● INSTRUCTION: Out of the lines below, please list those that hold the string "this".
[Start of DATA LISTING]
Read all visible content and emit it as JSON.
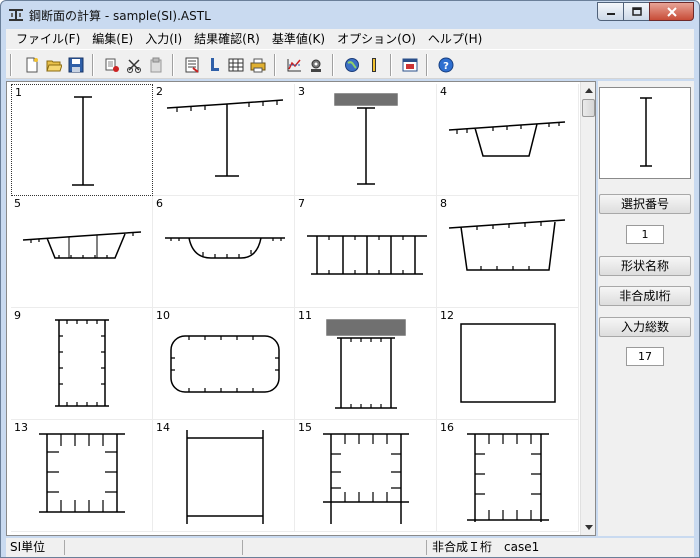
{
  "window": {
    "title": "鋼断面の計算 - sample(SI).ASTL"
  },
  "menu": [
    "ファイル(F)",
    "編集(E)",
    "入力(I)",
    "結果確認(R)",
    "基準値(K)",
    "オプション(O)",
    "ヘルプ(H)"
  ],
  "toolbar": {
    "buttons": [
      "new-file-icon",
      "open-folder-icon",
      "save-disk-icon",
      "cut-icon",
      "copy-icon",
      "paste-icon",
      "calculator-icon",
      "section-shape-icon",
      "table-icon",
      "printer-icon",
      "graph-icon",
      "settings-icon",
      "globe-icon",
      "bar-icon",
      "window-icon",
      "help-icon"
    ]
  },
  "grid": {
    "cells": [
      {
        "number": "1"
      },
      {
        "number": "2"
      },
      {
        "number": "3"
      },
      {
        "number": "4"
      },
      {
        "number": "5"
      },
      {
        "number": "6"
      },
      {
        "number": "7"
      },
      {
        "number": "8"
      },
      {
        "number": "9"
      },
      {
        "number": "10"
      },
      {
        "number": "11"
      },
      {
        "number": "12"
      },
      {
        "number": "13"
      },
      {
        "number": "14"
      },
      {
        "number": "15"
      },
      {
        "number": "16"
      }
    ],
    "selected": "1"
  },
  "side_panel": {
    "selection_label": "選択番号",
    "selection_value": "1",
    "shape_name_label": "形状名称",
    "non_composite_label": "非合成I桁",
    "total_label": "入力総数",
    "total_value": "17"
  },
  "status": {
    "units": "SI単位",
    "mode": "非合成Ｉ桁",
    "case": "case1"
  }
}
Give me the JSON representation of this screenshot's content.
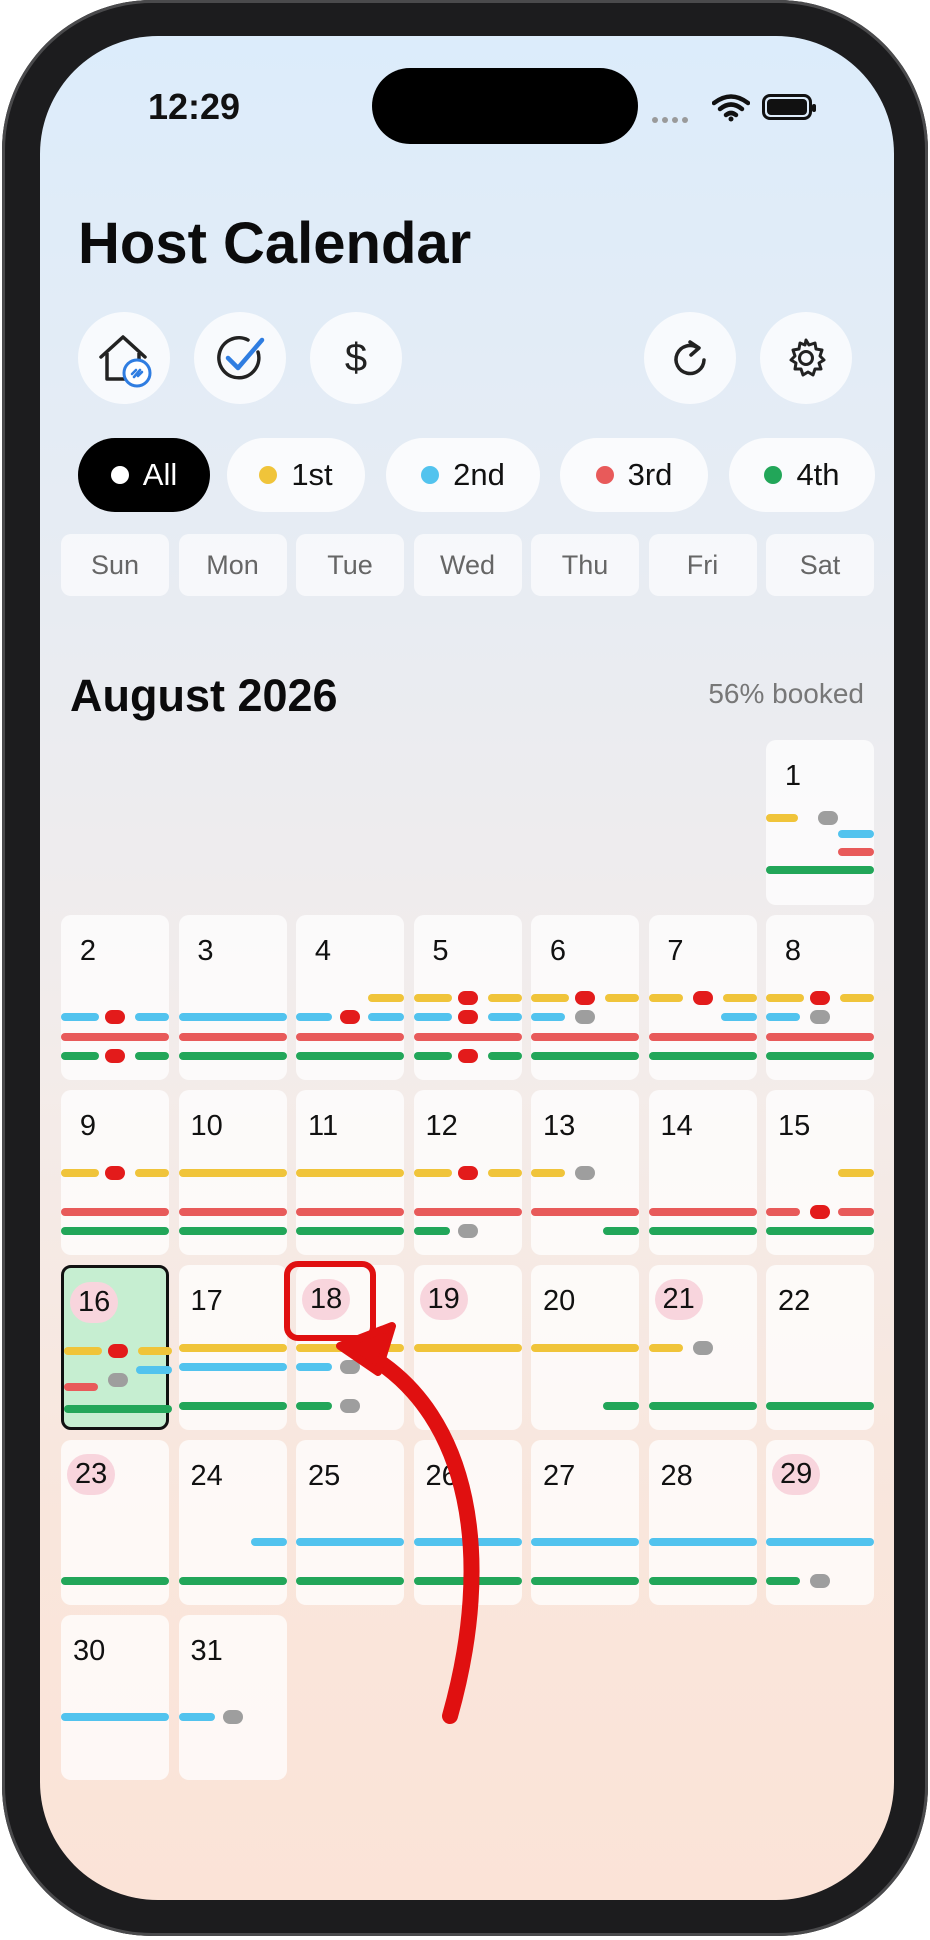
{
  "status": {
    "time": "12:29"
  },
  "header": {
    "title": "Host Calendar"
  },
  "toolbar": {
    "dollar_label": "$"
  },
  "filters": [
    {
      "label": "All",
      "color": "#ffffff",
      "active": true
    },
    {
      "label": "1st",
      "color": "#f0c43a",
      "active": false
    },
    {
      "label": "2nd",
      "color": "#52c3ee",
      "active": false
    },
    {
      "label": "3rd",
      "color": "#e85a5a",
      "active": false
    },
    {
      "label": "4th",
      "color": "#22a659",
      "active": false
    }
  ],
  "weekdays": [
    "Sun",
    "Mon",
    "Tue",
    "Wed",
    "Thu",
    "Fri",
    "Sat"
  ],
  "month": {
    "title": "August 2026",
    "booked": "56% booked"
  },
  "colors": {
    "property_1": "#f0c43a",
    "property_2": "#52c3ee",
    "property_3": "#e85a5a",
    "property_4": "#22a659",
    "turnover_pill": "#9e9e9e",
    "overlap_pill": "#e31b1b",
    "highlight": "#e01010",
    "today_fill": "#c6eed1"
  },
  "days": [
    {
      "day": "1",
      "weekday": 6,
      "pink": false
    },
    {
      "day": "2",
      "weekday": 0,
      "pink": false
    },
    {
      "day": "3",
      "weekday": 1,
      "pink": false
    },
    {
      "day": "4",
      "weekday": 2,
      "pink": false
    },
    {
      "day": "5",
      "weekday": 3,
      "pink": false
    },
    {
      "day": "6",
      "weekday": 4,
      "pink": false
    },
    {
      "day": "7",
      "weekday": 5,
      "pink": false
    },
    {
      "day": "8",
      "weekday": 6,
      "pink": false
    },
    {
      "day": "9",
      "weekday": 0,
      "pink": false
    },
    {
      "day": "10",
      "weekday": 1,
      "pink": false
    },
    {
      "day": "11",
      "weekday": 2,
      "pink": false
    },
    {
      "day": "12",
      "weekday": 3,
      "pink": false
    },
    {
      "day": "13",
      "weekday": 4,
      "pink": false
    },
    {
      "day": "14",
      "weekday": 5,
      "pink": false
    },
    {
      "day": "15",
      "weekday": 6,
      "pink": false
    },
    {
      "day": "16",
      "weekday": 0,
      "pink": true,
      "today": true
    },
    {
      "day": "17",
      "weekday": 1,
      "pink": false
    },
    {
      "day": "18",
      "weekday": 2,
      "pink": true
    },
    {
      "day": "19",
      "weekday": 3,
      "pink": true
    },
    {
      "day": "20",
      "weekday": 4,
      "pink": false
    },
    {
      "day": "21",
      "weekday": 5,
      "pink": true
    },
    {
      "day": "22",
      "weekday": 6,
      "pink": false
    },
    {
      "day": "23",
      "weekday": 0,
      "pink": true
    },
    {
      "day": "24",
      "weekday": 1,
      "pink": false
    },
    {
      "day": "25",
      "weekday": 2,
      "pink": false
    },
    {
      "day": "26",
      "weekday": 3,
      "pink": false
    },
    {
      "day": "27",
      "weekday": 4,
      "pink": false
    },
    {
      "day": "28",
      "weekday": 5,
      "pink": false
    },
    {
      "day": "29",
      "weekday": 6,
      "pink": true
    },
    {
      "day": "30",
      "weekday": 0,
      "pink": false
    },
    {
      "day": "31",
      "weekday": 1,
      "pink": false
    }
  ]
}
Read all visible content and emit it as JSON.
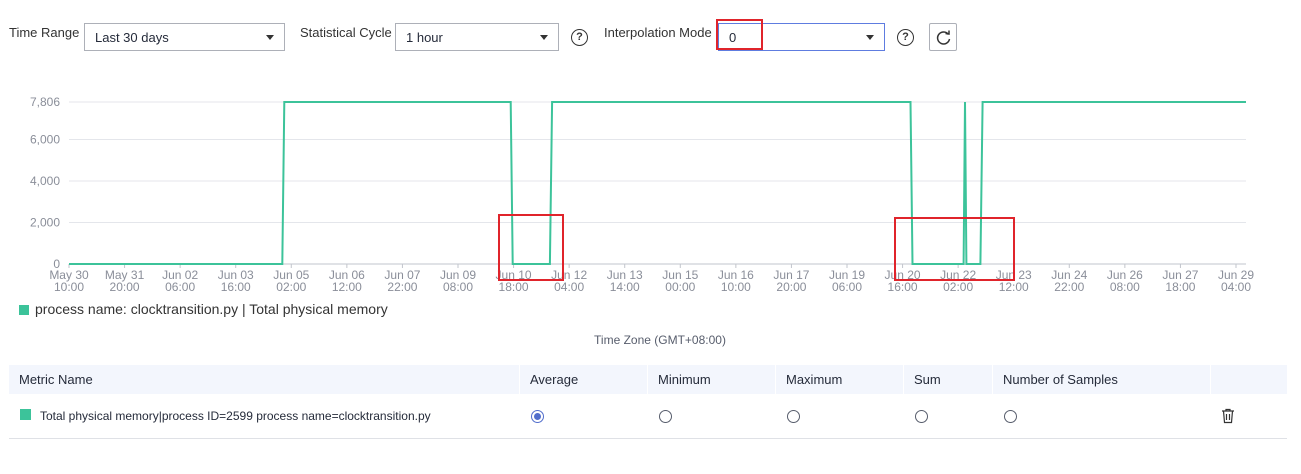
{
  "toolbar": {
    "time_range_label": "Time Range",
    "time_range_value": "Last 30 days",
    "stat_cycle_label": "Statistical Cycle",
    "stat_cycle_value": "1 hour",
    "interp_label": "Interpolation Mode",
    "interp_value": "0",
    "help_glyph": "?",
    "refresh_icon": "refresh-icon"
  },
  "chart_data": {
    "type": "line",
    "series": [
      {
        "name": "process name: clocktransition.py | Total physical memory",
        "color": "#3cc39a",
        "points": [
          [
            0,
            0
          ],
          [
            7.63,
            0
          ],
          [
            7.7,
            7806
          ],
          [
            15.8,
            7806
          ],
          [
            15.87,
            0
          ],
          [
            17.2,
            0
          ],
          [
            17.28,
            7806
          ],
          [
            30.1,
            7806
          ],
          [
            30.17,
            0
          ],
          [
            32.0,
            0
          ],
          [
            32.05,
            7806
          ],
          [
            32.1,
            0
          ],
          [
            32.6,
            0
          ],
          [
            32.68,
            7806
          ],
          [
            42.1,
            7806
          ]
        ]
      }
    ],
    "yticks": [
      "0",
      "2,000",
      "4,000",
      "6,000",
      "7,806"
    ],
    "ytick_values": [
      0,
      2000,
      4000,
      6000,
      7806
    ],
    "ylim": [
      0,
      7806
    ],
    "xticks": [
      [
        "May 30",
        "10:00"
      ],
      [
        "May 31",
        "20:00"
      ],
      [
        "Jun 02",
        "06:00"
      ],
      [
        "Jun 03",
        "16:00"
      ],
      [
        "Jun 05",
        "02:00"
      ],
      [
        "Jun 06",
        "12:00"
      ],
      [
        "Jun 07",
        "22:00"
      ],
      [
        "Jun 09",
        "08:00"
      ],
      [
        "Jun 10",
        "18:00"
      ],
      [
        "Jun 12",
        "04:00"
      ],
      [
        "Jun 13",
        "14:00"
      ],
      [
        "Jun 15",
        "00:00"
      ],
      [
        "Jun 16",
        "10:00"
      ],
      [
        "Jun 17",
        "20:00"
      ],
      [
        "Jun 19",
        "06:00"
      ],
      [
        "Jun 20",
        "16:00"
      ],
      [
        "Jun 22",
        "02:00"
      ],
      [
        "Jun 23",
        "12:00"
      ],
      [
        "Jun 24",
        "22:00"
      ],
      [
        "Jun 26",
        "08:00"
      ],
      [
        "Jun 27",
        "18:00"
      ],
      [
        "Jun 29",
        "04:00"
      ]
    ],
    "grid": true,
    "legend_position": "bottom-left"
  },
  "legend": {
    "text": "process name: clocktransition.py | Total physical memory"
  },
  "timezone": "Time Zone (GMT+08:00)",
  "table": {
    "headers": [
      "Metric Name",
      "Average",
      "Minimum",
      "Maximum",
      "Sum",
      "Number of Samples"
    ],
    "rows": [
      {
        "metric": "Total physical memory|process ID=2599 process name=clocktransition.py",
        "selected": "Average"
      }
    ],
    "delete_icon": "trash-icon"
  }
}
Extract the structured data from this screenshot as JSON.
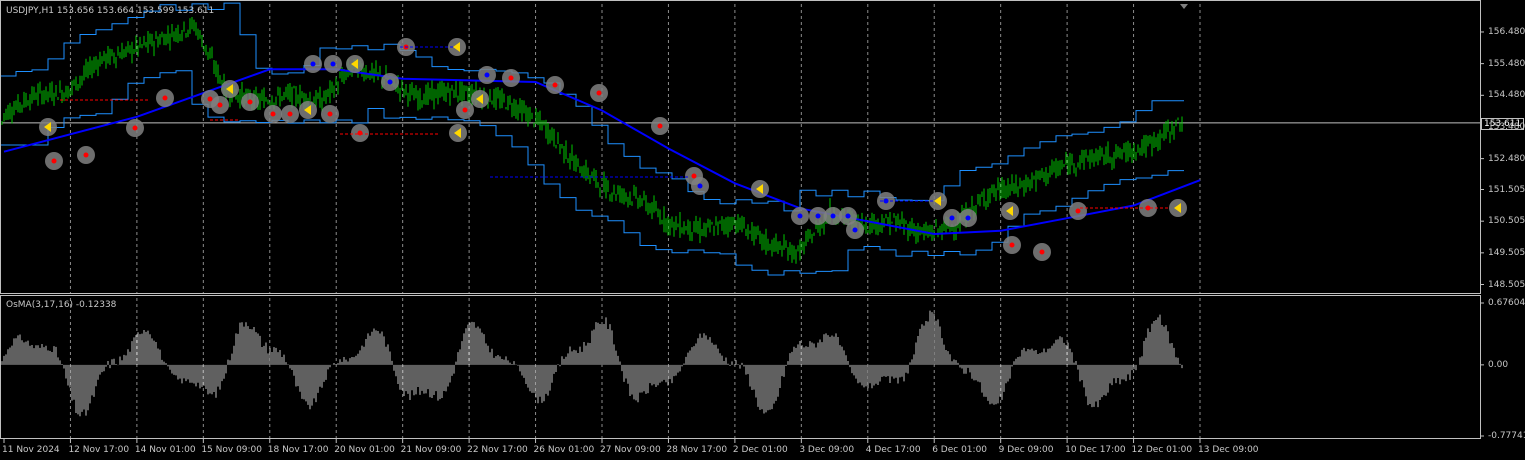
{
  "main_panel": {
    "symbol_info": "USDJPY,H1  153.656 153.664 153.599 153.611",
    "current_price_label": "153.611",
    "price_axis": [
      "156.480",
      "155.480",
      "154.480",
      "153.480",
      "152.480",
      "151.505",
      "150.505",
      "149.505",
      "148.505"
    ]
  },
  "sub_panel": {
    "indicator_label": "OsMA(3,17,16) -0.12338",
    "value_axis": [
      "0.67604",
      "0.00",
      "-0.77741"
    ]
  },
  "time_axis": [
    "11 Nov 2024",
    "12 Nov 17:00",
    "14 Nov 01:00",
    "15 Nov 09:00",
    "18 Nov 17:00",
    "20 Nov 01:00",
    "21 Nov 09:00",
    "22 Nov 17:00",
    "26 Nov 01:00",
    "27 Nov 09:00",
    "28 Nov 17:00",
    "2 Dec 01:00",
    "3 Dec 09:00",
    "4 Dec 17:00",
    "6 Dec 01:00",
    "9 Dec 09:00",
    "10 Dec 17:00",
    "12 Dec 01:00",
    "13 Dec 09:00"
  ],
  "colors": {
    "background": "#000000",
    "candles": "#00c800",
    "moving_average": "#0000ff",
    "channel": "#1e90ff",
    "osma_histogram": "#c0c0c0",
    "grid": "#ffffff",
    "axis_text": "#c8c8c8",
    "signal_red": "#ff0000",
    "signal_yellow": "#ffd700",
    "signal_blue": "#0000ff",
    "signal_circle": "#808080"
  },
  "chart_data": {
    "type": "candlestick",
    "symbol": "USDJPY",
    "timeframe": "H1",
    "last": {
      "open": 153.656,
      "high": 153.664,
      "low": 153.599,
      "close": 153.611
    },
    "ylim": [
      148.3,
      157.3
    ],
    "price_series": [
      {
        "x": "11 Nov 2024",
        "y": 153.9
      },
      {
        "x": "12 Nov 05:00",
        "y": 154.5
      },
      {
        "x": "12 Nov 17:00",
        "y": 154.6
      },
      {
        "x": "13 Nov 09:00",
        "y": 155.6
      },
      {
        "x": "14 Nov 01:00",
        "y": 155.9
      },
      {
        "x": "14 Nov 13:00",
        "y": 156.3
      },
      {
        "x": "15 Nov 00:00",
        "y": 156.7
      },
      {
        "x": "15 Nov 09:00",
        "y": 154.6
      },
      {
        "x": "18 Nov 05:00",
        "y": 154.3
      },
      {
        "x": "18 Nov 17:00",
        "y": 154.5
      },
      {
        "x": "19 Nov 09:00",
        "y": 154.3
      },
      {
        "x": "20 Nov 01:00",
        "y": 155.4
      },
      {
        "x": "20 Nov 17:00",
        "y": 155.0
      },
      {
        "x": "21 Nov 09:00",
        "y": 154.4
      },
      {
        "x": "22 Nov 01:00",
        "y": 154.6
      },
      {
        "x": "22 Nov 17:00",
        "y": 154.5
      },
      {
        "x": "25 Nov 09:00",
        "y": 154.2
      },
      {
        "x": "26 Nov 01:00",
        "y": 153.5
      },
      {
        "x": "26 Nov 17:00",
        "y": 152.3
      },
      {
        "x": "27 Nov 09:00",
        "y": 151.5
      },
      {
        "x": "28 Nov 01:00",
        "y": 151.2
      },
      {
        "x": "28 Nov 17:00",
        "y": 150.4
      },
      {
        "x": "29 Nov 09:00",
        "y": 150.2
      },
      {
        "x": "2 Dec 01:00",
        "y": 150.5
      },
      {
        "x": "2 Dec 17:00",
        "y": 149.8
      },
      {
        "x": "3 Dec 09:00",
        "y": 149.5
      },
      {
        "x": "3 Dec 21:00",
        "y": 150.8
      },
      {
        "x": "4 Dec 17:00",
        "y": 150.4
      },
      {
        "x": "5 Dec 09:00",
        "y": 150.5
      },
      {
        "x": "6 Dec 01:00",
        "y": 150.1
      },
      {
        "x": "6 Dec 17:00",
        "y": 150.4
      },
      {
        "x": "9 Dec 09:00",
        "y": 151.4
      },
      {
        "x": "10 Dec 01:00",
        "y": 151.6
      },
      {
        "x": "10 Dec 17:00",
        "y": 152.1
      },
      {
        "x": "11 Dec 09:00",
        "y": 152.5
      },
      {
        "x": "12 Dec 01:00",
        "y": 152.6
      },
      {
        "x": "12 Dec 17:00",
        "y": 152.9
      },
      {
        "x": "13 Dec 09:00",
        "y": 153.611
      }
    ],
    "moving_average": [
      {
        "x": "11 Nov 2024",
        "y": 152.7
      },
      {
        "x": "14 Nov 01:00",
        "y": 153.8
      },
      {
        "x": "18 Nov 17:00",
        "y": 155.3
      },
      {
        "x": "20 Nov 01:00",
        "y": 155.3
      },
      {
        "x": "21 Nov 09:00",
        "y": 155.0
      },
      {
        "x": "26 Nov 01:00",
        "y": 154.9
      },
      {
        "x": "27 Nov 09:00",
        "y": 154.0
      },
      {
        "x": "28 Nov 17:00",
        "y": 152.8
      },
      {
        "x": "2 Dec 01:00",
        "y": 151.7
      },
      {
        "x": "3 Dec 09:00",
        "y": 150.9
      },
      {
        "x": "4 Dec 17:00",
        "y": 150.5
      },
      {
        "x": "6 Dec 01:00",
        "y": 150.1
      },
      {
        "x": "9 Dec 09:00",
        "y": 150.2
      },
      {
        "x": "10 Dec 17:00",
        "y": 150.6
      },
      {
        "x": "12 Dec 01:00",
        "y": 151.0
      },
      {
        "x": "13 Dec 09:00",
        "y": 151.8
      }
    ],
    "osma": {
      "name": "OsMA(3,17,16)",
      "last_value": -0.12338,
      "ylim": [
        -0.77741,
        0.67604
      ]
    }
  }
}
[End of DATA LISTING]
● ANSWER FOR THE TASK:
Give me the JSON representation of this screenshot's content.
Extract the structured data from this screenshot as JSON.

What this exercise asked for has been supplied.